[start LISTED RECORDS]

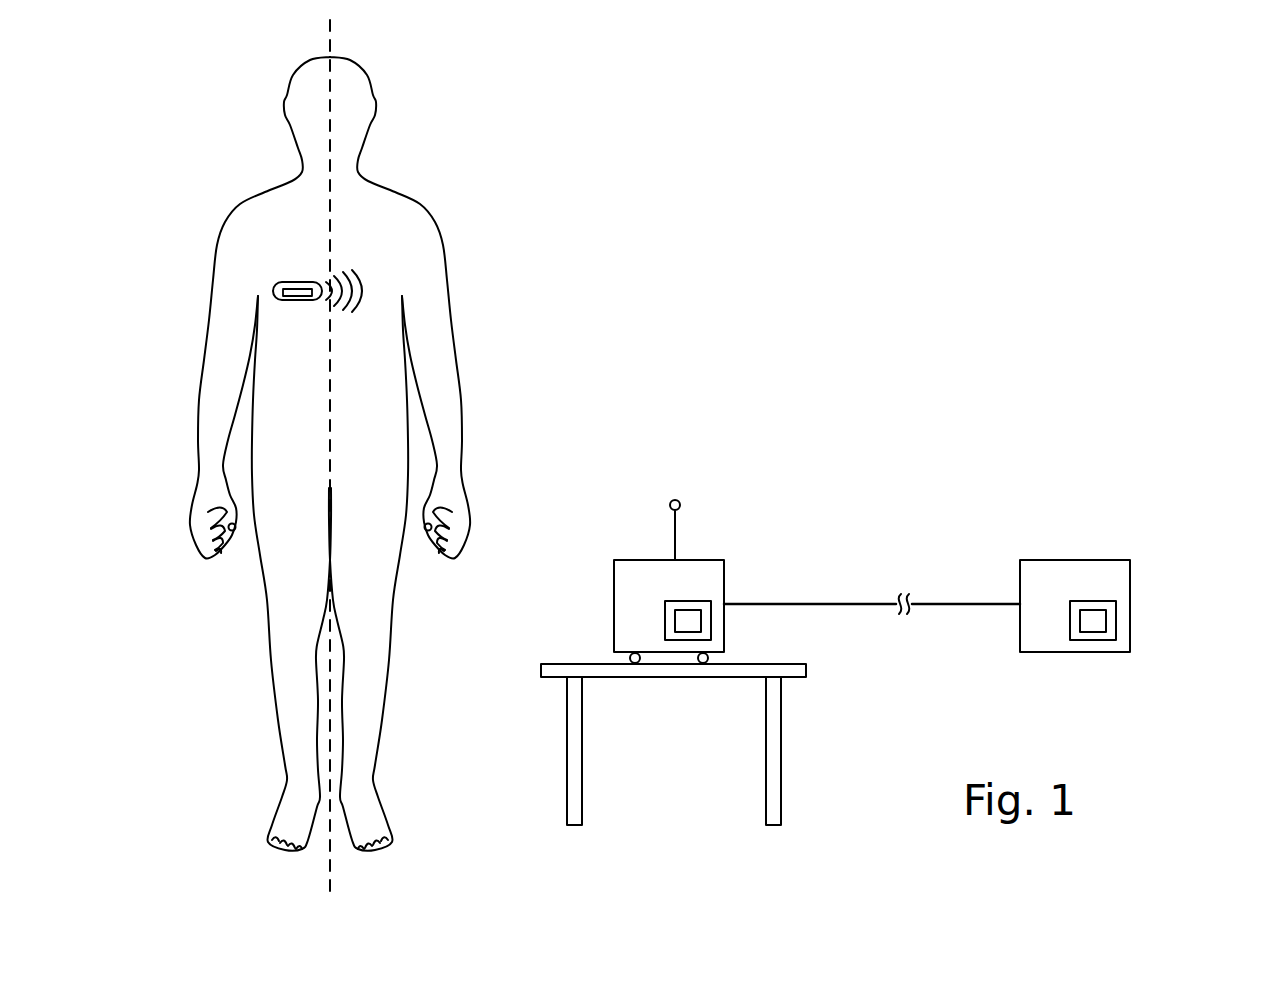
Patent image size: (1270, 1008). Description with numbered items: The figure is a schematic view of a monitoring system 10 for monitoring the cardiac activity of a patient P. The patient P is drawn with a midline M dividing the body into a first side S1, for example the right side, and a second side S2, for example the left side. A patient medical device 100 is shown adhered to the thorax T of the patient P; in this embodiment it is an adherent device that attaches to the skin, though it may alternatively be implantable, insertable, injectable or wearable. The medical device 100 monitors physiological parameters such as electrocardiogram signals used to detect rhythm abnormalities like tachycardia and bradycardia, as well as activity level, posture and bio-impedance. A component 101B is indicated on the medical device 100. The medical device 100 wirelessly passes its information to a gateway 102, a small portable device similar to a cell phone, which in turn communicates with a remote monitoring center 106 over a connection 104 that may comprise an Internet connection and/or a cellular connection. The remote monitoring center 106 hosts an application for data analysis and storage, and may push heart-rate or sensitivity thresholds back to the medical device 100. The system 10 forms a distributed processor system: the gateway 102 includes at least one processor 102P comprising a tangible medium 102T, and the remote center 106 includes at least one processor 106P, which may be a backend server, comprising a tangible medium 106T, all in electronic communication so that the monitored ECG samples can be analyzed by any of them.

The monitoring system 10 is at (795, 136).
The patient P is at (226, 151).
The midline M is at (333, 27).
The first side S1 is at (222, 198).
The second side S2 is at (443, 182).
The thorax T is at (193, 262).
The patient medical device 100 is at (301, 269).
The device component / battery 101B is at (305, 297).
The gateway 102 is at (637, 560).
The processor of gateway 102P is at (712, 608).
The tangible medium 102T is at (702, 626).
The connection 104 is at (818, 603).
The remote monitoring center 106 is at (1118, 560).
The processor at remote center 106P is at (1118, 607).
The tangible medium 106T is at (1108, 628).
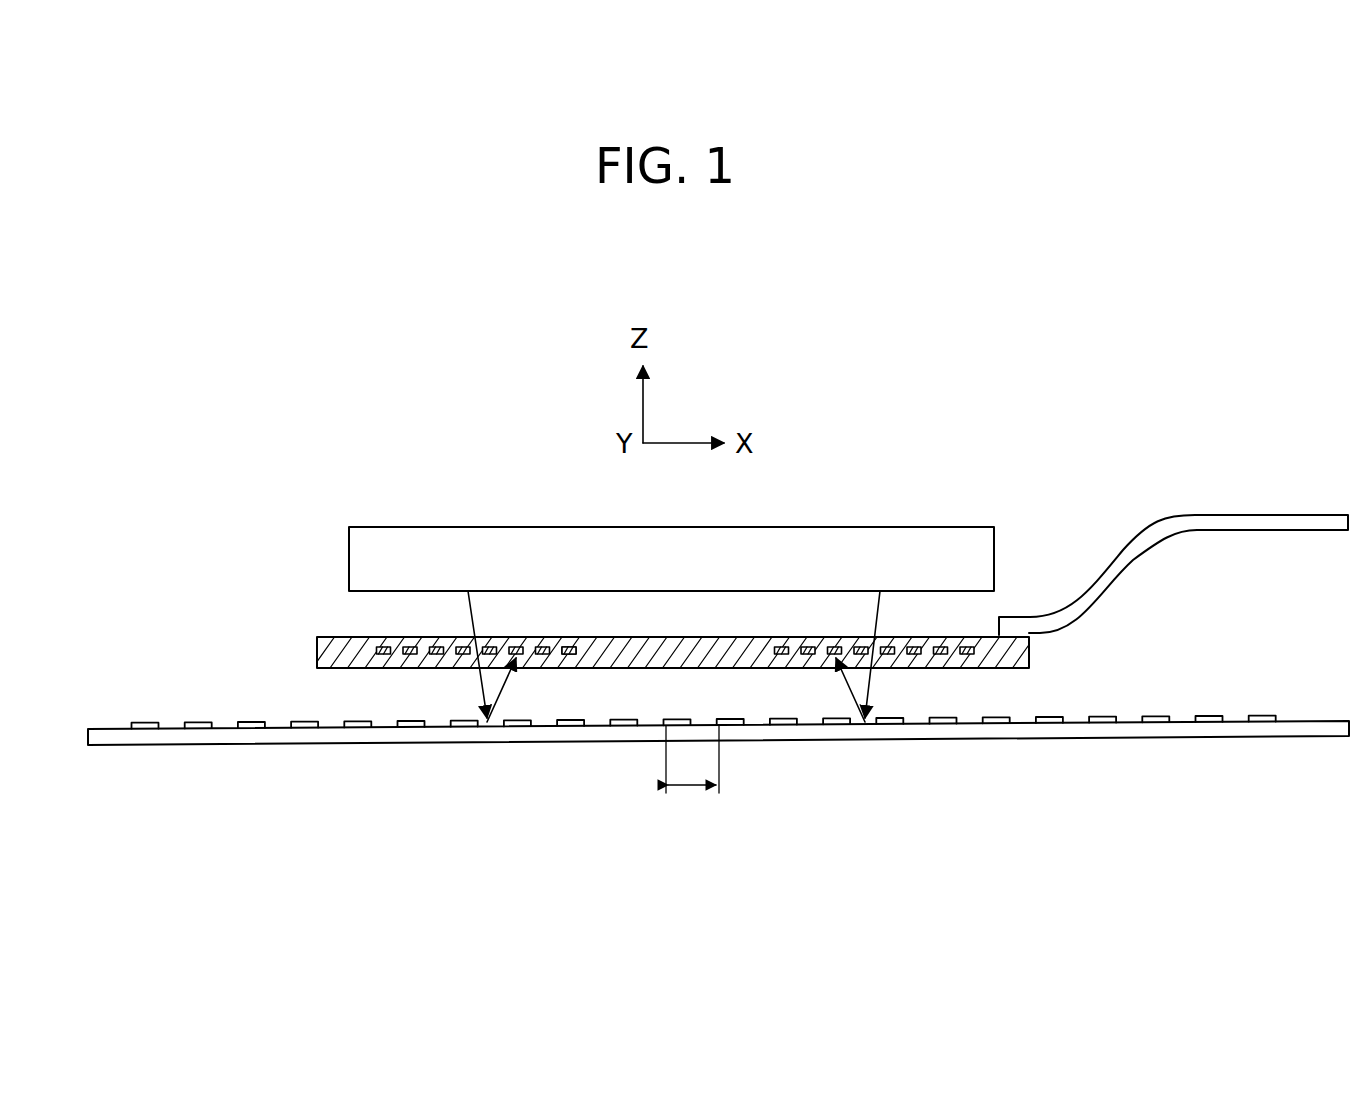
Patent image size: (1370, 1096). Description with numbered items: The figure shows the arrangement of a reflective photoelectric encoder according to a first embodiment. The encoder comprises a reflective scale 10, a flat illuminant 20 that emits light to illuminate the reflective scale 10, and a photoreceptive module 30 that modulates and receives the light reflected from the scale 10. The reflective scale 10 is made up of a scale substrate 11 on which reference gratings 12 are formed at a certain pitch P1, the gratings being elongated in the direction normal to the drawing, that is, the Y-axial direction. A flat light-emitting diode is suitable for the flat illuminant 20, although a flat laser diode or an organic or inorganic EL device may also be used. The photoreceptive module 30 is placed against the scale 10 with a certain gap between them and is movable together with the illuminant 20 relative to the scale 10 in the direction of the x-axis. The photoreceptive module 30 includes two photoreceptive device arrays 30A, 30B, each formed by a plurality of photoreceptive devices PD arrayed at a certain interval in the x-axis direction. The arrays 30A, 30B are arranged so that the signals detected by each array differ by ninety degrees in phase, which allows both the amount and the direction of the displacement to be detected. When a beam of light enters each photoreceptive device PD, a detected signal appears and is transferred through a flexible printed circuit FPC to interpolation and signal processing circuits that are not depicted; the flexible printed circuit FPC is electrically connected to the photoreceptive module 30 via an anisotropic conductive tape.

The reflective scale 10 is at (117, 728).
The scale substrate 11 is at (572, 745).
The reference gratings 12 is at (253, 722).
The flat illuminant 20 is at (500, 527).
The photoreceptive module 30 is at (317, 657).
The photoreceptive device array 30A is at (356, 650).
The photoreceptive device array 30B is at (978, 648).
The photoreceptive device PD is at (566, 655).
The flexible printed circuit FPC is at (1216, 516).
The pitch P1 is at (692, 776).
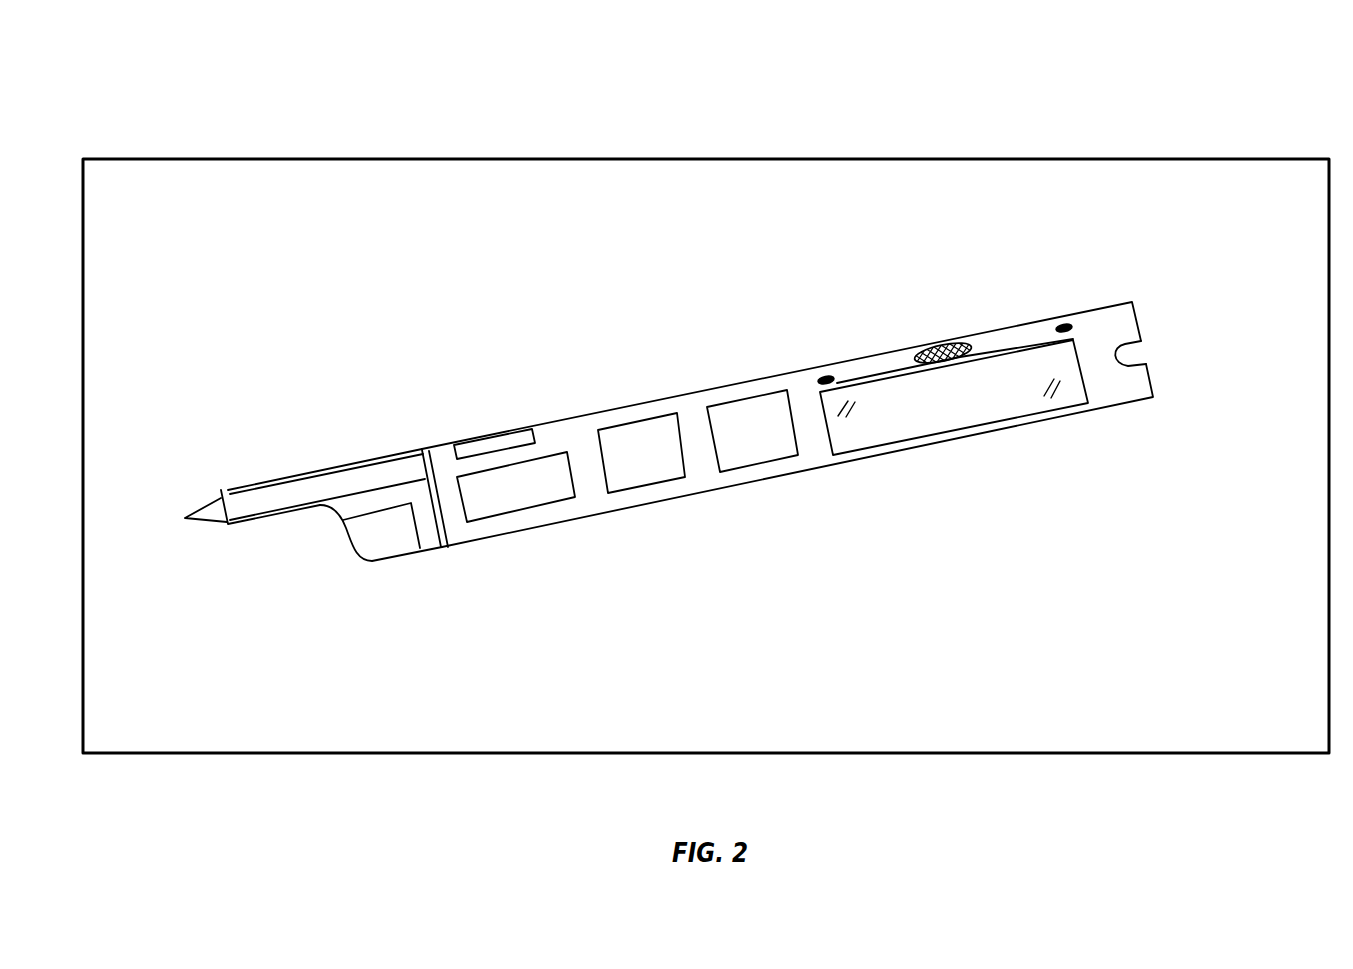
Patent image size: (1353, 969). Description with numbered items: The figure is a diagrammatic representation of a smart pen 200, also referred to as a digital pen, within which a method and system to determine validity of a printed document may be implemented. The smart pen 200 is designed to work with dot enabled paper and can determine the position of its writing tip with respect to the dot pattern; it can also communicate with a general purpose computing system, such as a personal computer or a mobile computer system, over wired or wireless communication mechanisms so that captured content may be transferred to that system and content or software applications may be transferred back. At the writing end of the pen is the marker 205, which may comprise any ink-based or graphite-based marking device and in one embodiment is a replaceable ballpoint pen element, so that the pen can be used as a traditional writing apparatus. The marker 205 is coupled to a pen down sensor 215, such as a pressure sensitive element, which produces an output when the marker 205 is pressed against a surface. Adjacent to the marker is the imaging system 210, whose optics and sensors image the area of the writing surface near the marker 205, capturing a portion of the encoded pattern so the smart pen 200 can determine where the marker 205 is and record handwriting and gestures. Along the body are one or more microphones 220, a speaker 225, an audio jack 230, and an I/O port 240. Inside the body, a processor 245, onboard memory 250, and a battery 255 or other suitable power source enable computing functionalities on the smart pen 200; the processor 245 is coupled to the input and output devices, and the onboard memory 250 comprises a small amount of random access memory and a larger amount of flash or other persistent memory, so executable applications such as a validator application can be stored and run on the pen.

[end LISTED RECORDS]

### [WHAT IS ASKED]
Arrange the items as a Markdown table with a Row column that numbers each line and a Line column that holds the line, leaving out blank lines. Omit the pictures from your answer.

### [RESPONSE]
| Row | Line |
|---|---|
| 1 | Patent image size: (1270, 1008). Description with numbered items: The figure is a schematic view of a monitoring system 10 for monitoring the cardiac activity of a patient P. The patient P is drawn with a midline M dividing the body into a first side S1, for example the right side, and a second side S2, for example the left side. A patient medical device 100 is shown adhered to the thorax T of the patient P; in this embodiment it is an adherent device that attaches to the skin, though it may alternatively be implantable, insertable, injectable or wearable. The medical device 100 monitors physiological parameters such as electrocardiogram signals used to detect rhythm abnormalities like tachycardia and bradycardia, as well as activity level, posture and bio-impedance. A component 101B is indicated on the medical device 100. The medical device 100 wirelessly passes its information to a gateway 102, a small portable device similar to a cell phone, which in turn communicates with a remote monitoring center 106 over a connection 104 that may comprise an Internet connection and/or a cellular connection. The remote monitoring center 106 hosts an application for data analysis and storage, and may push heart-rate or sensitivity thresholds back to the medical device 100. The system 10 forms a distributed processor system: the gateway 102 includes at least one processor 102P comprising a tangible medium 102T, and the remote center 106 includes at least one processor 106P, which may be a backend server, comprising a tangible medium 106T, all in electronic communication so that the monitored ECG samples can be analyzed by any of them. |
| 2 | The monitoring system 10 is at (795, 136). |
| 3 | The patient P is at (226, 151). |
| 4 | The midline M is at (333, 27). |
| 5 | The first side S1 is at (222, 198). |
| 6 | The second side S2 is at (443, 182). |
| 7 | The thorax T is at (193, 262). |
| 8 | The patient medical device 100 is at (301, 269). |
| 9 | The device component / battery 101B is at (305, 297). |
| 10 | The gateway 102 is at (637, 560). |
| 11 | The processor of gateway 102P is at (712, 608). |
| 12 | The tangible medium 102T is at (702, 626). |
| 13 | The connection 104 is at (818, 603). |
| 14 | The remote monitoring center 106 is at (1118, 560). |
| 15 | The processor at remote center 106P is at (1118, 607). |
| 16 | The tangible medium 106T is at (1108, 628). |
| 17 | Patent image size: (1370, 1096). Description with numbered items: The figure shows the arrangement of a reflective photoelectric encoder according to a first embodiment. The encoder comprises a reflective scale 10, a flat illuminant 20 that emits light to illuminate the reflective scale 10, and a photoreceptive module 30 that modulates and receives the light reflected from the scale 10. The reflective scale 10 is made up of a scale substrate 11 on which reference gratings 12 are formed at a certain pitch P1, the gratings being elongated in the direction normal to the drawing, that is, the Y-axial direction. A flat light-emitting diode is suitable for the flat illuminant 20, although a flat laser diode or an organic or inorganic EL device may also be used. The photoreceptive module 30 is placed against the scale 10 with a certain gap between them and is movable together with the illuminant 20 relative to the scale 10 in the direction of the x-axis. The photoreceptive module 30 includes two photoreceptive device arrays 30A, 30B, each formed by a plurality of photoreceptive devices PD arrayed at a certain interval in the x-axis direction. The arrays 30A, 30B are arranged so that the signals detected by each array differ by ninety degrees in phase, which allows both the amount and the direction of the displacement to be detected. When a beam of light enters each photoreceptive device PD, a detected signal appears and is transferred through a flexible printed circuit FPC to interpolation and signal processing circuits that are not depicted; the flexible printed circuit FPC is electrically connected to the photoreceptive module 30 via an anisotropic conductive tape. |
| 18 | The reflective scale 10 is at (117, 728). |
| 19 | The scale substrate 11 is at (572, 745). |
| 20 | The reference gratings 12 is at (253, 722). |
| 21 | The flat illuminant 20 is at (500, 527). |
| 22 | The photoreceptive module 30 is at (317, 657). |
| 23 | The photoreceptive device array 30A is at (356, 650). |
| 24 | The photoreceptive device array 30B is at (978, 648). |
| 25 | The photoreceptive device PD is at (566, 655). |
| 26 | The flexible printed circuit FPC is at (1216, 516). |
| 27 | The pitch P1 is at (692, 776). |
| 28 | Patent image size: (1353, 969). Description with numbered items: The figure is a diagrammatic representation of a smart pen 200, also referred to as a digital pen, within which a method and system to determine validity of a printed document may be implemented. The smart pen 200 is designed to work with dot enabled paper and can determine the position of its writing tip with respect to the dot pattern; it can also communicate with a general purpose computing system, such as a personal computer or a mobile computer system, over wired or wireless communication mechanisms so that captured content may be transferred to that system and content or software applications may be transferred back. At the writing end of the pen is the marker 205, which may comprise any ink-based or graphite-based marking device and in one embodiment is a replaceable ballpoint pen element, so that the pen can be used as a traditional writing apparatus. The marker 205 is coupled to a pen down sensor 215, such as a pressure sensitive element, which produces an output when the marker 205 is pressed against a surface. Adjacent to the marker is the imaging system 210, whose optics and sensors image the area of the writing surface near the marker 205, capturing a portion of the encoded pattern so the smart pen 200 can determine where the marker 205 is and record handwriting and gestures. Along the body are one or more microphones 220, a speaker 225, an audio jack 230, and an I/O port 240. Inside the body, a processor 245, onboard memory 250, and a battery 255 or other suitable power source enable computing functionalities on the smart pen 200; the processor 245 is coupled to the input and output devices, and the onboard memory 250 comprises a small amount of random access memory and a larger amount of flash or other persistent memory, so executable applications such as a validator application can be stored and run on the pen. |